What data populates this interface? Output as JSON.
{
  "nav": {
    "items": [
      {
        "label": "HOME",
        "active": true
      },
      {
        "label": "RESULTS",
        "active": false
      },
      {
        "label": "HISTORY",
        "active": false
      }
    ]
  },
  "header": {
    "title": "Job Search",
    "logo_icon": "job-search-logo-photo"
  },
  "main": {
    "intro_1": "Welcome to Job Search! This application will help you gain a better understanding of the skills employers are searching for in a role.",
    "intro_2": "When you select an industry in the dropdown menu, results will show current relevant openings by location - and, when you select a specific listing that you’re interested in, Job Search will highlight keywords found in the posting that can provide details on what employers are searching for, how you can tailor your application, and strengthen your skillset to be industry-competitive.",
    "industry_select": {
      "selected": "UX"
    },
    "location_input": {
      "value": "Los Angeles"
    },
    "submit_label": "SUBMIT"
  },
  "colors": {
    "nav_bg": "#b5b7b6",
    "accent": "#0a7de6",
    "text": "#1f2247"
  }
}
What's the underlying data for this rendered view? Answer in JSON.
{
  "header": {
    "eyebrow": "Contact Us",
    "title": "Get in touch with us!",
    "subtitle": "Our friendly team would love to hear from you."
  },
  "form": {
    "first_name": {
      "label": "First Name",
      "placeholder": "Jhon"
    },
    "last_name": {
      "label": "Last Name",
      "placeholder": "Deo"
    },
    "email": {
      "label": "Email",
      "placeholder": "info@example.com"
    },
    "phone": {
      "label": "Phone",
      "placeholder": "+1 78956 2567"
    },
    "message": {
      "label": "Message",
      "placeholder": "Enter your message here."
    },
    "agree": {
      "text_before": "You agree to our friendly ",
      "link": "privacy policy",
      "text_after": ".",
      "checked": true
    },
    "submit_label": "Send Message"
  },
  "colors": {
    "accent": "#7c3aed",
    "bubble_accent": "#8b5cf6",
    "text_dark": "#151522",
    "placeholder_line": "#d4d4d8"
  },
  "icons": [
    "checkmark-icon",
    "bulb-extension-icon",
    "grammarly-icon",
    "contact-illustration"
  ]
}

===============

Task objective ▸ Nothing should be changed: write out all of the data as is.

Reply ▸
What data populates this interface? Output as JSON.
{
  "nav": {
    "items": [
      {
        "label": "HOME",
        "active": true
      },
      {
        "label": "RESULTS",
        "active": false
      },
      {
        "label": "HISTORY",
        "active": false
      }
    ]
  },
  "header": {
    "title": "Job Search",
    "logo_icon": "job-search-logo-photo"
  },
  "main": {
    "intro_1": "Welcome to Job Search! This application will help you gain a better understanding of the skills employers are searching for in a role.",
    "intro_2": "When you select an industry in the dropdown menu, results will show current relevant openings by location - and, when you select a specific listing that you’re interested in, Job Search will highlight keywords found in the posting that can provide details on what employers are searching for, how you can tailor your application, and strengthen your skillset to be industry-competitive.",
    "industry_select": {
      "selected": "UX"
    },
    "location_input": {
      "value": "Los Angeles"
    },
    "submit_label": "SUBMIT"
  },
  "colors": {
    "nav_bg": "#b5b7b6",
    "accent": "#0a7de6",
    "text": "#1f2247"
  }
}
What's the underlying data for this rendered view? Answer in JSON.
{
  "header": {
    "eyebrow": "Contact Us",
    "title": "Get in touch with us!",
    "subtitle": "Our friendly team would love to hear from you."
  },
  "form": {
    "first_name": {
      "label": "First Name",
      "placeholder": "Jhon"
    },
    "last_name": {
      "label": "Last Name",
      "placeholder": "Deo"
    },
    "email": {
      "label": "Email",
      "placeholder": "info@example.com"
    },
    "phone": {
      "label": "Phone",
      "placeholder": "+1 78956 2567"
    },
    "message": {
      "label": "Message",
      "placeholder": "Enter your message here."
    },
    "agree": {
      "text_before": "You agree to our friendly ",
      "link": "privacy policy",
      "text_after": ".",
      "checked": true
    },
    "submit_label": "Send Message"
  },
  "colors": {
    "accent": "#7c3aed",
    "bubble_accent": "#8b5cf6",
    "text_dark": "#151522",
    "placeholder_line": "#d4d4d8"
  },
  "icons": [
    "checkmark-icon",
    "bulb-extension-icon",
    "grammarly-icon",
    "contact-illustration"
  ]
}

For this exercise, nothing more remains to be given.